The exercise: Without the pictures, return each record as it appears.
/---
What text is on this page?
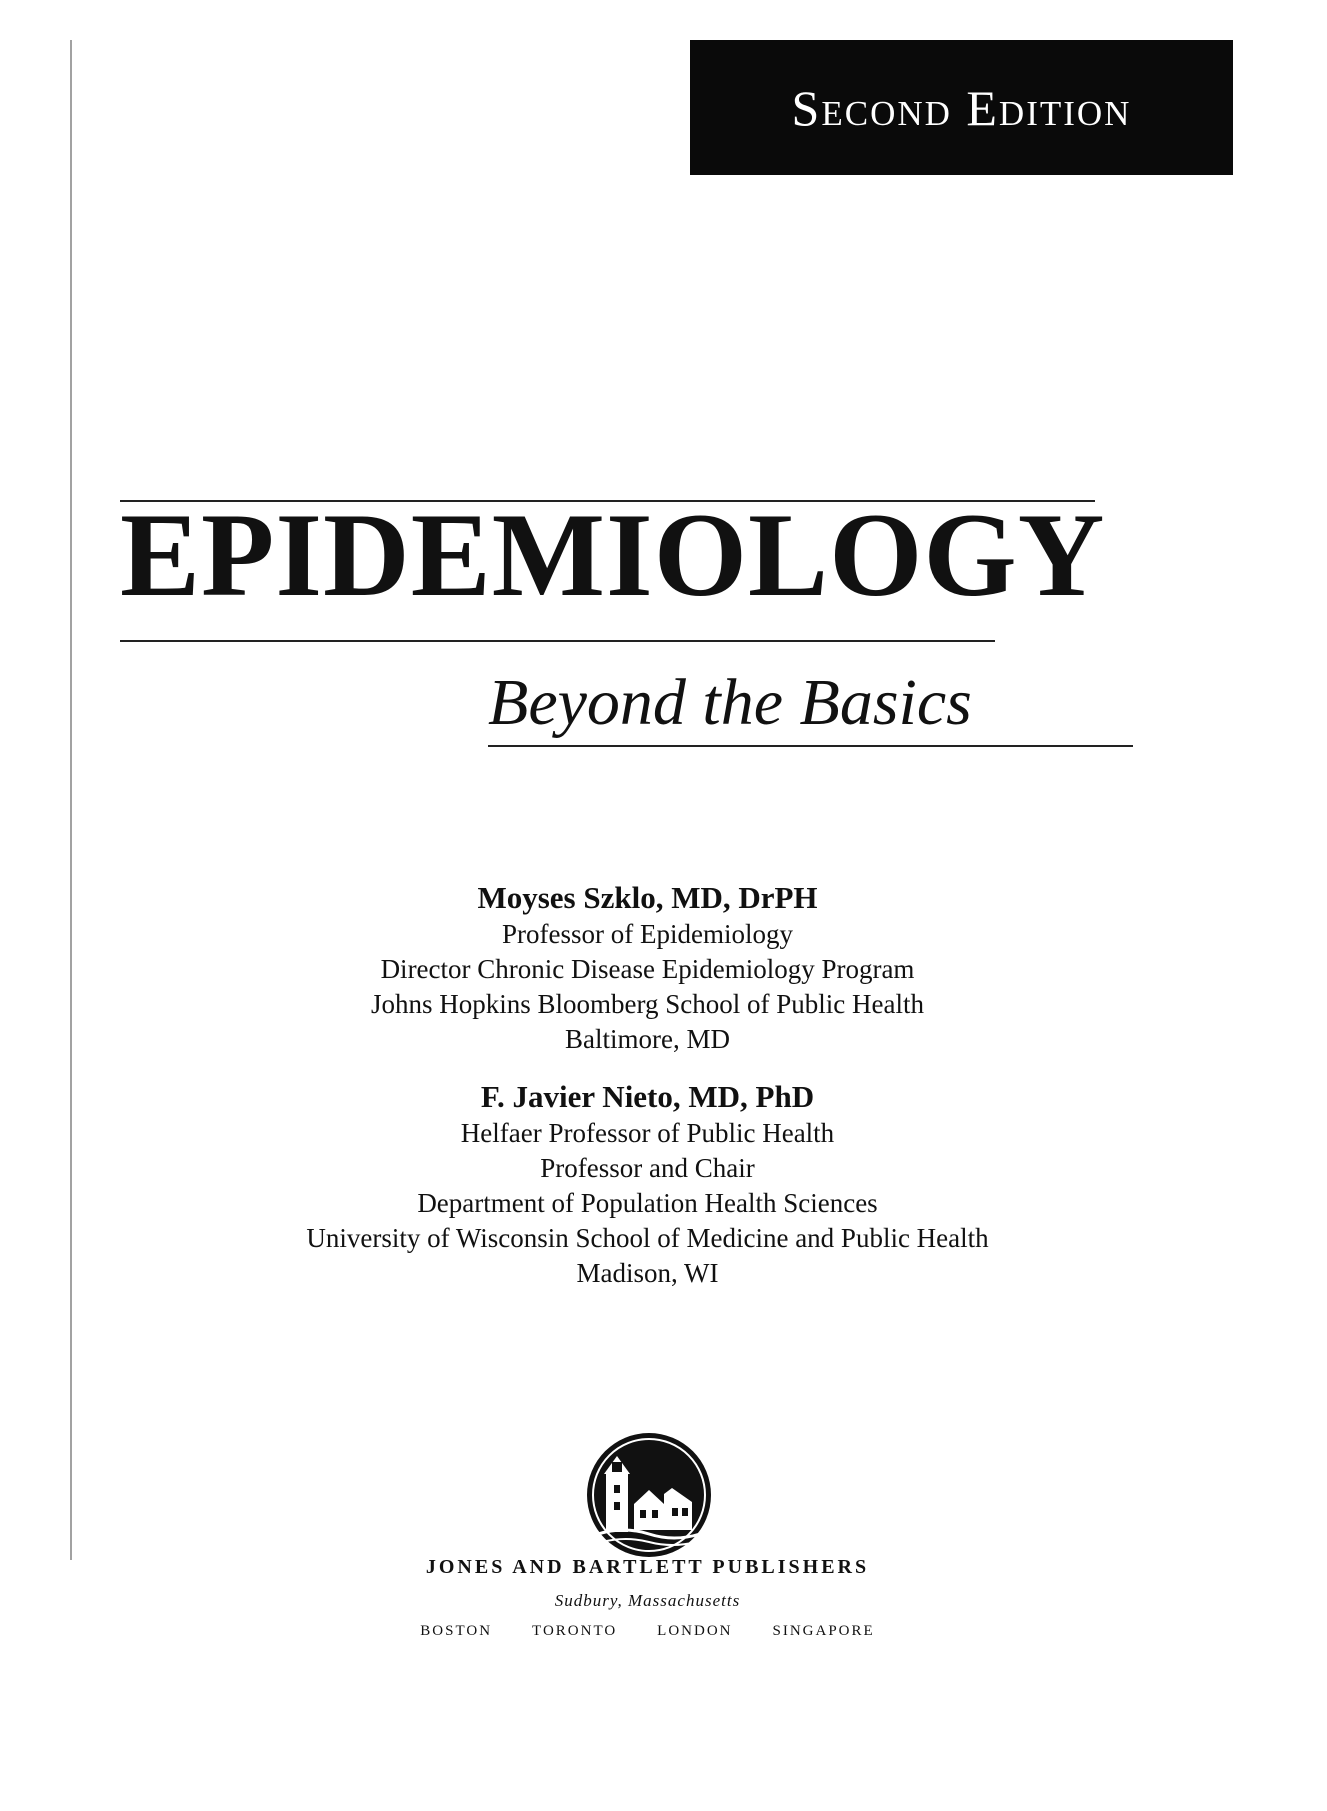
Second Edition
EPIDEMIOLOGY
Beyond the Basics
Moyses Szklo, MD, DrPH
Professor of Epidemiology
Director Chronic Disease Epidemiology Program
Johns Hopkins Bloomberg School of Public Health
Baltimore, MD
F. Javier Nieto, MD, PhD
Helfaer Professor of Public Health
Professor and Chair
Department of Population Health Sciences
University of Wisconsin School of Medicine and Public Health
Madison, WI
JONES AND BARTLETT PUBLISHERS
Sudbury, Massachusetts
BOSTON	TORONTO	LONDON	SINGAPORE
\---
Solution below:
What text is on this page?
Second Edition
EPIDEMIOLOGY
Beyond the Basics
Moyses Szklo, MD, DrPH
Professor of Epidemiology
Director Chronic Disease Epidemiology Program
Johns Hopkins Bloomberg School of Public Health
Baltimore, MD
F. Javier Nieto, MD, PhD
Helfaer Professor of Public Health
Professor and Chair
Department of Population Health Sciences
University of Wisconsin School of Medicine and Public Health
Madison, WI
JONES AND BARTLETT PUBLISHERS
Sudbury, Massachusetts
BOSTON	TORONTO	LONDON	SINGAPORE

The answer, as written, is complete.